▶ [Challenge]:
Output the part of the mobile performance text between "In these cases" and "of the clients.", inclusive, copied word for word.

▶ [Source extract]:
========================

Use CSS instead of images

Avoiding images where possible and using CSS rendering for shadows, gradients, and other effects can reduce the amount of bytes that need to be transmitted and downloaded.


Supporting Responsive Images

A popular way of delivering the right image to the right device is using responsive images.  Apple does this by loading regular images, and then replacing them with the high resolution ones using JavaScript (source).  There are several other ways of approaching this problem as well, but the issue is far from solved.

In these cases you should make sure that the server side support and APIs are able to support different versions of the same image, and the exact way to do that will depend on the approach of the clients.


Use Data URIs for images inline to minimize extra requests

An alternative to sprites is to use Data URIs to embed images inline within the HTML itself.  This makes the images part of the overall page and while the URI encoded images can be larger in terms of bytes, they compress better with Gzip compression which helps minimize the effect of transmitting additional data.

TIP: If using URIs make sure to:

  •  Resize images to the appropriate size before encoding into the URI payload
  •  Gzip compress responses (to take advantage of compression)
  • Note that URI encoded images are part of the CSS of the page, and as a result caching of individual images is more difficult so don’t use this approach if there is good reasons to cache the image locally (i.e. it is reused a lot on several page)


Leverage localStorage and caching

Since mobile networks can be slow, HTML, CSS and images can be stored in localStorage to make the mobile experience faster.  Here is a great case study on Bing’s improvements using localStorage for mobile to reduce the size of their HTML document from ~200 kB to ~30 kB.

One great way to improved perceived performance is by pre-fetching data that will be used throughout the mobile experience so it can be loaded directly on the device without additional requests; such as with paginated results, popular queries, or user data.   Thinking about this use case and factoring it into your API design will allow you to create APIs designed for prefetching and caching data before the user interacts with it, increasing the perception of responsiveness. 

TIP: For data that is not likely to change between app updates (like categories or main navigation) it is worth shipping inside the app so it never requires a trip across the network.

========================

▶ [Record list]:

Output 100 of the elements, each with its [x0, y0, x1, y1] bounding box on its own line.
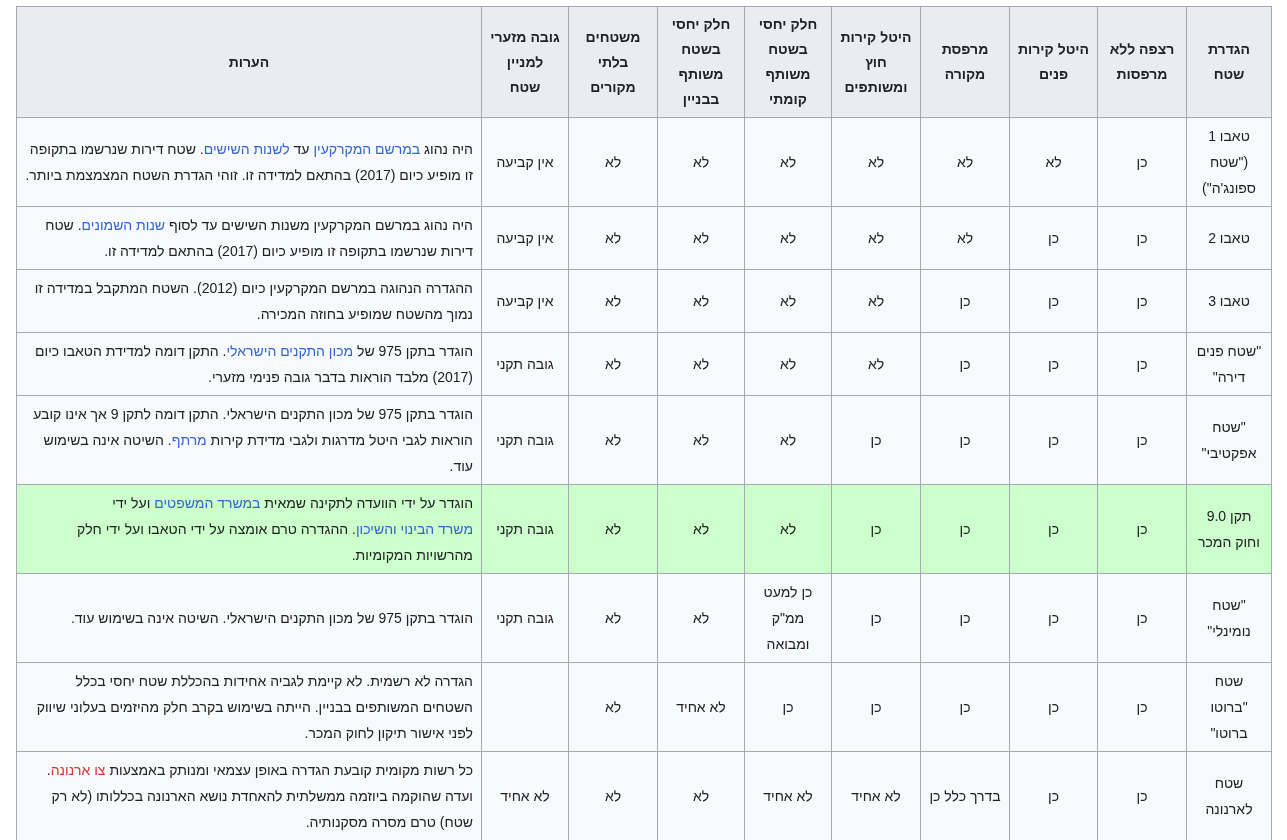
- table-cell: לא: [920, 206, 1010, 270]
- table-cell: כן: [831, 573, 921, 663]
- table-cell: כן: [1097, 751, 1187, 840]
- table-cell: כן: [1009, 269, 1098, 333]
- table-cell: אין קביעה: [481, 206, 569, 270]
- table-cell: לא: [568, 484, 658, 574]
- table-cell: כן: [1097, 117, 1187, 207]
- table-cell: כן: [1009, 332, 1098, 396]
- table-cell: כן: [1097, 206, 1187, 270]
- table-cell: לא: [744, 269, 832, 333]
- table-cell: אין קביעה: [481, 117, 569, 207]
- table-cell: כן: [920, 332, 1010, 396]
- table-cell: הוגדר בתקן 975 של מכון התקנים הישראלי. התקן דומה למדידת הטאבו כיום (2017) מלבד הוראות בדבר גובה פנימי מזערי.: [16, 332, 482, 396]
- table-cell: לא אחיד: [481, 751, 569, 840]
- table-cell: כן: [1009, 484, 1098, 574]
- table-cell: לא: [657, 395, 745, 485]
- table-cell: בדרך כלל כן: [920, 751, 1010, 840]
- table-cell: שטח לארנונה: [1186, 751, 1272, 840]
- table-cell: לא: [1009, 117, 1098, 207]
- table-cell: תקן 9.0 וחוק המכר: [1186, 484, 1272, 574]
- table-cell: לא: [657, 751, 745, 840]
- table-cell: ההגדרה הנהוגה במרשם המקרקעין כיום (2012). השטח המתקבל במדידה זו נמוך מהשטח שמופיע בחוזה המכירה.: [16, 269, 482, 333]
- table-cell: לא: [657, 269, 745, 333]
- table-cell: כן: [1097, 573, 1187, 663]
- column-header: היטל קירות חוץ ומשותפים: [831, 6, 921, 118]
- table-cell: לא: [744, 117, 832, 207]
- table-cell: לא: [657, 332, 745, 396]
- column-header: הגדרת שטח: [1186, 6, 1272, 118]
- table-cell: לא: [831, 117, 921, 207]
- table-cell: לא: [744, 332, 832, 396]
- table-cell: הוגדר בתקן 975 של מכון התקנים הישראלי. השיטה אינה בשימוש עוד.: [16, 573, 482, 663]
- table-cell: כן: [744, 662, 832, 752]
- table-cell: הוגדר בתקן 975 של מכון התקנים הישראלי. התקן דומה לתקן 9 אך אינו קובע הוראות לגבי היטל מדרגות ולגבי מדידת קירות מרתף. השיטה אינה בשימוש עוד.: [16, 395, 482, 485]
- table-cell: גובה תקני: [481, 573, 569, 663]
- table-cell: לא: [744, 395, 832, 485]
- table-cell: לא: [831, 269, 921, 333]
- column-header: משטחים בלתי מקורים: [568, 6, 658, 118]
- table-cell: היה נהוג במרשם המקרקעין משנות השישים עד לסוף שנות השמונים. שטח דירות שנרשמו בתקופה זו מופיע כיום (2017) בהתאם למדידה זו.: [16, 206, 482, 270]
- column-header: גובה מזערי למניין שטח: [481, 6, 569, 118]
- table-cell: כן: [831, 395, 921, 485]
- column-header: חלק יחסי בשטח משותף בבניין: [657, 6, 745, 118]
- table-cell: לא: [657, 484, 745, 574]
- table-cell: כן: [1009, 751, 1098, 840]
- table-cell: טאבו 2: [1186, 206, 1272, 270]
- table-cell: היה נהוג במרשם המקרקעין עד לשנות השישים. שטח דירות שנרשמו בתקופה זו מופיע כיום (2017) בהתאם למדידה זו. זוהי הגדרת השטח המצמצמת ביותר.: [16, 117, 482, 207]
- table-cell: כן: [920, 662, 1010, 752]
- column-header: חלק יחסי בשטח משותף קומתי: [744, 6, 832, 118]
- table-cell: לא: [831, 332, 921, 396]
- wiki-link[interactable]: במרשם המקרקעין: [313, 141, 421, 157]
- table-cell: כן: [920, 484, 1010, 574]
- table-cell: טאבו 1 ("שטח ספונג'ה"): [1186, 117, 1272, 207]
- table-cell: כן: [1097, 332, 1187, 396]
- table-cell: לא: [568, 573, 658, 663]
- column-header: היטל קירות פנים: [1009, 6, 1098, 118]
- column-header: מרפסת מקורה: [920, 6, 1010, 118]
- table-cell: כן: [1009, 662, 1098, 752]
- wiki-link[interactable]: צו ארנונה: [50, 762, 106, 778]
- table-cell: "שטח אפקטיבי": [1186, 395, 1272, 485]
- table-cell: לא: [568, 332, 658, 396]
- table-cell: כן: [1009, 573, 1098, 663]
- table-cell: כן: [831, 662, 921, 752]
- column-header: הערות: [16, 6, 482, 118]
- table-cell: לא אחיד: [657, 662, 745, 752]
- table-cell: לא אחיד: [831, 751, 921, 840]
- table-cell: לא: [568, 751, 658, 840]
- table-cell: לא: [568, 206, 658, 270]
- table-cell: "שטח פנים דירה": [1186, 332, 1272, 396]
- table-cell: לא: [568, 395, 658, 485]
- wiki-link[interactable]: משרד הבינוי והשיכון: [355, 521, 473, 537]
- table-cell: כן: [1009, 206, 1098, 270]
- column-header: רצפה ללא מרפסות: [1097, 6, 1187, 118]
- table-cell: גובה תקני: [481, 332, 569, 396]
- wiki-link[interactable]: במשרד המשפטים: [154, 495, 261, 511]
- table-cell: לא: [568, 269, 658, 333]
- table-cell: כן: [920, 269, 1010, 333]
- wiki-link[interactable]: מרתף: [171, 432, 207, 448]
- wiki-link[interactable]: לשנות השישים: [203, 141, 290, 157]
- table-cell: "שטח נומינלי": [1186, 573, 1272, 663]
- table-cell: כן: [920, 395, 1010, 485]
- table-cell: שטח "ברוטו ברוטו": [1186, 662, 1272, 752]
- table-cell: אין קביעה: [481, 269, 569, 333]
- table-cell: הגדרה לא רשמית. לא קיימת לגביה אחידות בהכללת שטח יחסי בכלל השטחים המשותפים בבניין. הייתה בשימוש בקרב חלק מהיזמים בעלוני שיווק לפני אישור תיקון לחוק המכר.: [16, 662, 482, 752]
- table-cell: כן: [831, 484, 921, 574]
- table-cell: כן: [1097, 484, 1187, 574]
- table-cell: כן למעט ממ"ק ומבואה: [744, 573, 832, 663]
- table-cell: כן: [920, 573, 1010, 663]
- table-cell: לא: [831, 206, 921, 270]
- table-cell: טאבו 3: [1186, 269, 1272, 333]
- table-cell: גובה תקני: [481, 395, 569, 485]
- table-cell: לא אחיד: [744, 751, 832, 840]
- table-cell: כל רשות מקומית קובעת הגדרה באופן עצמאי ומנותק באמצעות צו ארנונה. ועדה שהוקמה ביוזמה ממשלתית להאחדת נושא הארנונה בכללותו (לא רק שטח) טרם מסרה מסקנותיה.: [16, 751, 482, 840]
- table-cell: לא: [744, 206, 832, 270]
- table-cell: לא: [744, 484, 832, 574]
- wiki-link[interactable]: מכון התקנים הישראלי: [226, 343, 354, 359]
- table-cell: לא: [657, 206, 745, 270]
- table-cell: לא: [568, 117, 658, 207]
- table-cell: כן: [1009, 395, 1098, 485]
- table-cell: כן: [1097, 395, 1187, 485]
- table-cell: הוגדר על ידי הוועדה לתקינה שמאית במשרד המשפטים ועל ידי משרד הבינוי והשיכון. ההגדרה טרם אומצה על ידי הטאבו ועל ידי חלק מהרשויות המקומיות.: [16, 484, 482, 574]
- table-cell: כן: [1097, 269, 1187, 333]
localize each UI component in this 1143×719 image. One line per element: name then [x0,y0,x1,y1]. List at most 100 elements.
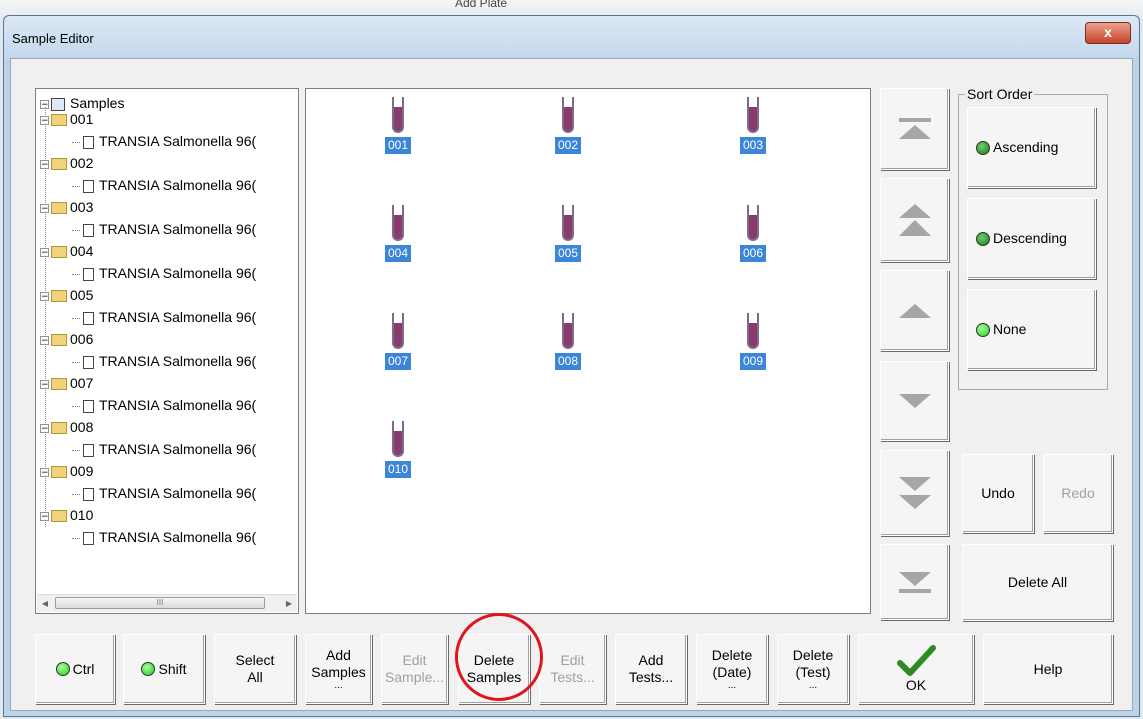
tree-folder-008[interactable]: − 008 [40,419,93,435]
sample-tube-008[interactable]: 008 [555,313,595,377]
edit-samples-line1: Edit [402,652,427,668]
tree-test-item[interactable]: TRANSIA Salmonella 96( [72,529,256,545]
sample-tube-003[interactable]: 003 [740,97,780,161]
window-title: Sample Editor [12,31,94,46]
double-down-icon [898,477,931,509]
move-to-top-icon [898,118,931,139]
tree-folder-001[interactable]: − 001 [40,111,93,127]
sample-tube-001[interactable]: 001 [385,97,425,161]
sample-tube-007[interactable]: 007 [385,313,425,377]
tree-connector [72,273,80,275]
delete-test-ellipsis: ... [808,680,818,691]
collapse-icon[interactable]: − [40,247,49,257]
tree-test-label: TRANSIA Salmonella 96( [99,309,257,325]
edit-samples-button[interactable]: Edit Sample... [381,634,448,704]
sample-tube-009[interactable]: 009 [740,313,780,377]
sort-ascending-button[interactable]: Ascending [967,107,1096,188]
add-tests-button[interactable]: Add Tests... [615,634,687,704]
move-up-page-button[interactable] [880,178,949,262]
sample-tube-006[interactable]: 006 [740,205,780,269]
ok-label: OK [905,676,927,693]
tree-folder-005[interactable]: − 005 [40,287,93,303]
help-button[interactable]: Help [983,634,1113,704]
move-down-page-button[interactable] [880,450,949,536]
tree-connector [72,317,80,319]
test-tube-icon [562,205,574,241]
undo-button[interactable]: Undo [962,454,1034,533]
tree-folder-010[interactable]: − 010 [40,507,93,523]
collapse-icon[interactable]: − [40,335,49,345]
radio-indicator-icon [976,140,990,155]
sample-tree[interactable]: − Samples − 001 TRANSIA Salmonella 96( −002 T… [35,88,299,614]
tree-folder-label: 008 [70,419,94,435]
move-to-bottom-icon [898,572,931,593]
tube-label: 007 [385,353,411,370]
tree-folder-007[interactable]: − 007 [40,375,93,391]
tree-connector [72,185,80,187]
sample-tube-002[interactable]: 002 [555,97,595,161]
annotation-highlight-circle [455,613,543,701]
test-tube-icon [747,97,759,133]
collapse-icon[interactable]: − [40,159,49,169]
add-samples-line1: Add [326,647,351,663]
collapse-icon[interactable]: − [40,379,49,389]
tree-test-item[interactable]: TRANSIA Salmonella 96( [72,485,256,501]
document-icon [83,267,94,281]
tree-test-item[interactable]: TRANSIA Salmonella 96( [72,309,256,325]
move-to-bottom-button[interactable] [880,544,949,620]
tree-test-item[interactable]: TRANSIA Salmonella 96( [72,397,256,413]
close-button[interactable]: x [1085,22,1131,44]
tree-folder-002[interactable]: − 002 [40,155,93,171]
tree-test-item[interactable]: TRANSIA Salmonella 96( [72,177,256,193]
tree-folder-label: 006 [70,331,94,347]
tree-folder-006[interactable]: − 006 [40,331,93,347]
tree-test-label: TRANSIA Salmonella 96( [99,353,257,369]
select-all-button[interactable]: Select All [214,634,296,704]
move-down-button[interactable] [880,361,949,441]
scroll-thumb[interactable]: III [55,597,265,609]
sample-tube-004[interactable]: 004 [385,205,425,269]
add-samples-button[interactable]: Add Samples ... [305,634,372,704]
collapse-icon[interactable]: − [40,511,49,521]
collapse-icon[interactable]: − [40,115,49,125]
move-to-top-button[interactable] [880,88,949,170]
tree-folder-009[interactable]: − 009 [40,463,93,479]
sample-editor-dialog: Sample Editor x − Samples −001 TRANSIA Sal… [3,15,1140,717]
tree-connector [72,361,80,363]
add-samples-line2: Samples [311,664,366,680]
tree-folder-label: 001 [70,111,94,127]
scroll-right-icon[interactable]: ▶ [281,597,297,610]
redo-button[interactable]: Redo [1043,454,1113,533]
tree-folder-003[interactable]: − 003 [40,199,93,215]
tree-horizontal-scrollbar[interactable]: ◀ III ▶ [37,594,297,612]
move-up-button[interactable] [880,270,949,351]
tree-test-item[interactable]: TRANSIA Salmonella 96( [72,441,256,457]
sample-tube-010[interactable]: 010 [385,421,425,485]
ok-button[interactable]: OK [858,634,974,704]
tree-test-item[interactable]: TRANSIA Salmonella 96( [72,265,256,281]
delete-all-button[interactable]: Delete All [962,544,1113,621]
tree-test-item[interactable]: TRANSIA Salmonella 96( [72,133,256,149]
shift-toggle-button[interactable]: Shift [123,634,205,704]
test-tube-icon [392,313,404,349]
tree-test-item[interactable]: TRANSIA Salmonella 96( [72,353,256,369]
edit-tests-button[interactable]: Edit Tests... [539,634,606,704]
collapse-icon[interactable]: − [40,467,49,477]
tree-root[interactable]: − Samples [40,95,124,111]
test-tube-icon [562,313,574,349]
tree-folder-004[interactable]: − 004 [40,243,93,259]
sort-descending-button[interactable]: Descending [967,198,1096,279]
scroll-left-icon[interactable]: ◀ [37,597,53,610]
sample-tube-005[interactable]: 005 [555,205,595,269]
delete-by-test-button[interactable]: Delete (Test) ... [777,634,849,704]
ctrl-label: Ctrl [72,660,95,677]
tree-test-item[interactable]: TRANSIA Salmonella 96( [72,221,256,237]
collapse-icon[interactable]: − [40,291,49,301]
delete-by-date-button[interactable]: Delete (Date) ... [696,634,768,704]
collapse-icon[interactable]: − [40,203,49,213]
tube-grid-panel[interactable]: 001 002 003 004 005 006 007 008 009 010 [305,88,871,614]
sort-none-button[interactable]: None [967,289,1096,370]
ctrl-toggle-button[interactable]: Ctrl [35,634,115,704]
tree-folder-label: 003 [70,199,94,215]
collapse-icon[interactable]: − [40,423,49,433]
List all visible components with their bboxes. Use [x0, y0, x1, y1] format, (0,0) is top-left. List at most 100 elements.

========================

▶ [Result of this exercise]:
In these cases you should make sure that the server side support and APIs are able to support different versions of the same image, and the exact way to do that will depend on the approach of the clients.